● **Problem requirements**
In the listing, locate the line containing "Convert this document image to plain text.", then quote it and all following lines exactly. Omit pictures.

======

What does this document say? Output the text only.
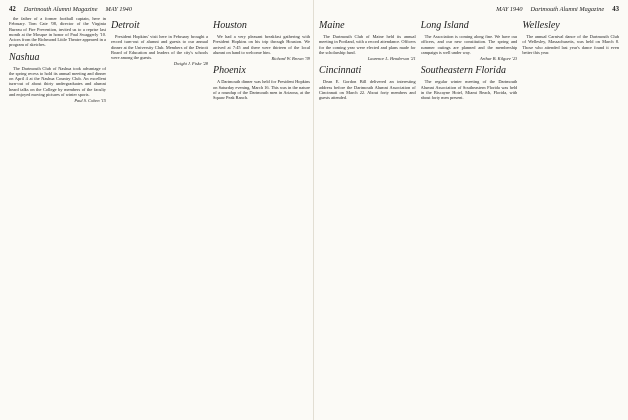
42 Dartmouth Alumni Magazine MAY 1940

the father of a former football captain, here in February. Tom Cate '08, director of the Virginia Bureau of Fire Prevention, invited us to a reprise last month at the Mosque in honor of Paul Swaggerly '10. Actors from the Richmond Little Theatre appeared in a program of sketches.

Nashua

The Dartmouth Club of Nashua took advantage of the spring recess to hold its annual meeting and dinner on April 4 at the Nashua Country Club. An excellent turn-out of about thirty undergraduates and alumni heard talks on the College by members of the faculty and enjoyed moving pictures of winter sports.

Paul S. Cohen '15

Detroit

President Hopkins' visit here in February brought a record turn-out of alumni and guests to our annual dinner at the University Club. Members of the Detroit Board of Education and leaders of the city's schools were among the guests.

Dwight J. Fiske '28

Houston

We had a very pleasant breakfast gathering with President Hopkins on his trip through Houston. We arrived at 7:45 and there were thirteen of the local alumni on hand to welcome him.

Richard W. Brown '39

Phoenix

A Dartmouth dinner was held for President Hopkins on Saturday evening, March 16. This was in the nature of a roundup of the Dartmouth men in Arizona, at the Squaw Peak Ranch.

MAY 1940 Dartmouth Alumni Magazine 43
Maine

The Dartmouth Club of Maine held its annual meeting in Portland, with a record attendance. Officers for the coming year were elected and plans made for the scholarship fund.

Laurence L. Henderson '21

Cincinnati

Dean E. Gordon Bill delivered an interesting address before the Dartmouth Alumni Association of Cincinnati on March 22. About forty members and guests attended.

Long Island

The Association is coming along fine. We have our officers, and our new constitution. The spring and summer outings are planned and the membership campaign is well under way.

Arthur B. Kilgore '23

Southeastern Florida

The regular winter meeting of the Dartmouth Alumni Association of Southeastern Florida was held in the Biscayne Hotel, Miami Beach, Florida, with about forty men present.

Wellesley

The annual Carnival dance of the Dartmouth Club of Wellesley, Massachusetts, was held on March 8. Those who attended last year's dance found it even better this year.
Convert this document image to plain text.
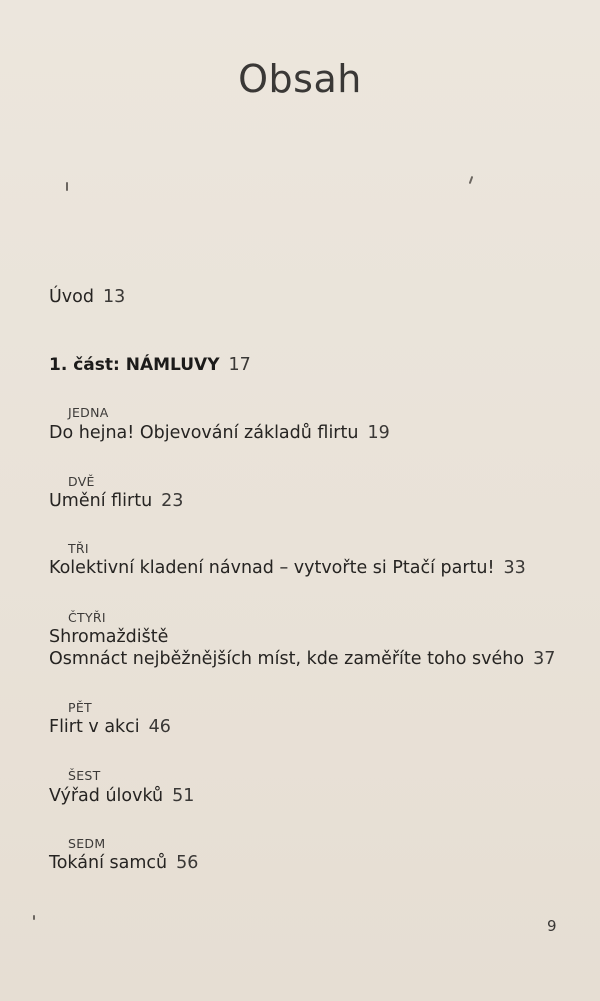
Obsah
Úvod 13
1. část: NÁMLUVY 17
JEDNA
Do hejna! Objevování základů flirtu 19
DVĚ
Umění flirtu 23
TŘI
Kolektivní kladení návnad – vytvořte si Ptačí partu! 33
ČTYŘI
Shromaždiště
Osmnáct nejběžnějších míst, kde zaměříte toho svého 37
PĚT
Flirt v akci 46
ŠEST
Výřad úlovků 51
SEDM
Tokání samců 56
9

======

● **Answer to the problem**
Convert this document image to plain text.
Obsah
Úvod 13
1. část: NÁMLUVY 17
JEDNA
Do hejna! Objevování základů flirtu 19
DVĚ
Umění flirtu 23
TŘI
Kolektivní kladení návnad – vytvořte si Ptačí partu! 33
ČTYŘI
Shromaždiště
Osmnáct nejběžnějších míst, kde zaměříte toho svého 37
PĚT
Flirt v akci 46
ŠEST
Výřad úlovků 51
SEDM
Tokání samců 56
9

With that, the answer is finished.